▶ TEXTE PRÉSENTÉ:

À quelques heures du rappel de la mort de Jésus, alors que nous célébrons son dernier repas avec ses apôtres, le mystère demeure entier et il bouleverse tout chrétien, toute chrétienne qui prend au sérieux sa foi. Pourquoi Jésus devait-il mourir ainsi?
Bien sûr, nous savons qu’il devait mourir parce qu’il l’avait affirmé lui-même : « Ma vie, nul ne la prend, c’est moi qui la donne ». Nous sommes familiers avec ce passage de l’évangile, et nous savons que la mort de Jésus annonçait non seulement sa résurrection, mais aussi notre rédemption, notre salut, mais le pourquoi fondamental de tout cela demeure caché dans le cœur du Père et nous sera révélé que lors du grand face à face dans l’éternité de Dieu.
Ce que nous savons c’est qu’il y a là un mystère d’amour et c’est ce mystère que nous sommes invités à contempler ce soir en cette célébration de la Cène du Seigneur. Contempler sans tout comprendre, accueillant dans la foi, et nous faisant le plus proche possible du cœur de Jésus, comme le disciple bien-aimé reposant sur sa poitrine.
La liturgie du Jeudi Saint nous invite à contempler le geste que Jésus a posé à l’endroit de ses disciples la veille de sa passion. Car comment évoquer ce qui est au cœur de la vie de Jésus, sinon en rappelant cette image gravée à jamais dans la mémoire de l’Église : Jésus à genoux aux pieds de ses disciples.
L’enseignement de Jésus est simple au fond. Il se résume dans l’accueil de Dieu, et dans l’accueil du prochain. Jamais l’un sans l’autre. Ce prochain, cet autre : l’ennemi, le mal-aimé, le pauvre, l’étranger, Jésus nous invite à le regarder avec ses yeux à lui, à poser sur l’autre un regard digne de la compassion de Dieu, vraiment porteur de son amour. Jésus nous dit ce soir, à genoux à nos pieds : « Viens à moi avec ton cœur, et tu verras avec mes yeux ».
C’est le théologien Jean Galot qui disait : « Le Christ est venu sur la terre pour provoquer un attachement à sa personne, pour attirer à lui l’humanité et l’univers. Mais avant de réclamer cette adhésion et pour l’obtenir, il s’attache lui-même aux hommes ». Et, je dirais, qu’il s’attache aussi à des hommes et des femmes qui deviennent solidaires du mystère qui l’habite et qui, à leur tour, s’attachent à leurs frères et à leurs sœurs les humains, comme le Christ.

▶ INFORMATIONS FOURNIES:
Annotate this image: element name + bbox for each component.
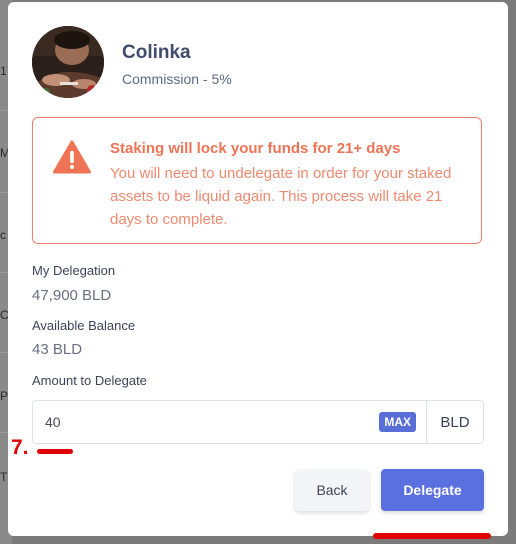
delegate-button[interactable]: Delegate (381, 469, 484, 511)
delegate-modal: Colinka Commission - 5% Staking will loc… (8, 2, 508, 536)
amount-to-delegate-label: Amount to Delegate (32, 373, 147, 388)
validator-name: Colinka (122, 42, 191, 63)
amount-input-group: MAX BLD (32, 400, 484, 444)
warning-triangle-icon (53, 140, 91, 174)
my-delegation-value: 47,900 BLD (32, 287, 112, 304)
validator-avatar (32, 26, 104, 98)
step-annotation-underline (37, 449, 73, 454)
amount-unit: BLD (426, 401, 483, 443)
amount-input[interactable] (33, 401, 380, 443)
my-delegation-label: My Delegation (32, 263, 116, 278)
back-button[interactable]: Back (295, 469, 369, 511)
available-balance-label: Available Balance (32, 318, 136, 333)
staking-warning: Staking will lock your funds for 21+ day… (32, 117, 482, 244)
delegate-annotation-underline (373, 533, 491, 539)
warning-body: You will need to undelegate in order for… (110, 165, 452, 228)
step-annotation-label: 7. (11, 436, 29, 459)
available-balance-value: 43 BLD (32, 341, 83, 358)
avatar-photo-icon (32, 26, 104, 98)
max-button[interactable]: MAX (379, 412, 416, 432)
validator-commission: Commission - 5% (122, 71, 232, 87)
warning-title: Staking will lock your funds for 21+ day… (110, 140, 401, 157)
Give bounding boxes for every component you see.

▶ TRAVAIL À FAIRE:
A - Répondez à ces questions sur le texte sur le Jeudi Saint :
(i) Quelle image reste gravée à jamais dans la mémoire de l'Église ?
(ii) En quoi se résume l'enseignement de Jésus ?
(iii) Quel théologien est cité ?
B - Transcrivez fidèlement le passage du texte sur le Jeudi Saint qui va de « Bien sûr, nous » jusqu'à « sur sa poitrine. » inclus.
Les enregistrements forment un matériau distinct du texte sur le Jeudi Saint.

▶ LISTE DES RÉPONSES:
A -
(i) Jésus à genoux aux pieds de ses disciples.
(ii) Dans l'accueil de Dieu et dans l'accueil du prochain.
(iii) Jean Galot.

B -
Bien sûr, nous savons qu’il devait mourir parce qu’il l’avait affirmé lui-même : « Ma vie, nul ne la prend, c’est moi qui la donne ». Nous sommes familiers avec ce passage de l’évangile, et nous savons que la mort de Jésus annonçait non seulement sa résurrection, mais aussi notre rédemption, notre salut, mais le pourquoi fondamental de tout cela demeure caché dans le cœur du Père et nous sera révélé que lors du grand face à face dans l’éternité de Dieu.
Ce que nous savons c’est qu’il y a là un mystère d’amour et c’est ce mystère que nous sommes invités à contempler ce soir en cette célébration de la Cène du Seigneur. Contempler sans tout comprendre, accueillant dans la foi, et nous faisant le plus proche possible du cœur de Jésus, comme le disciple bien-aimé reposant sur sa poitrine.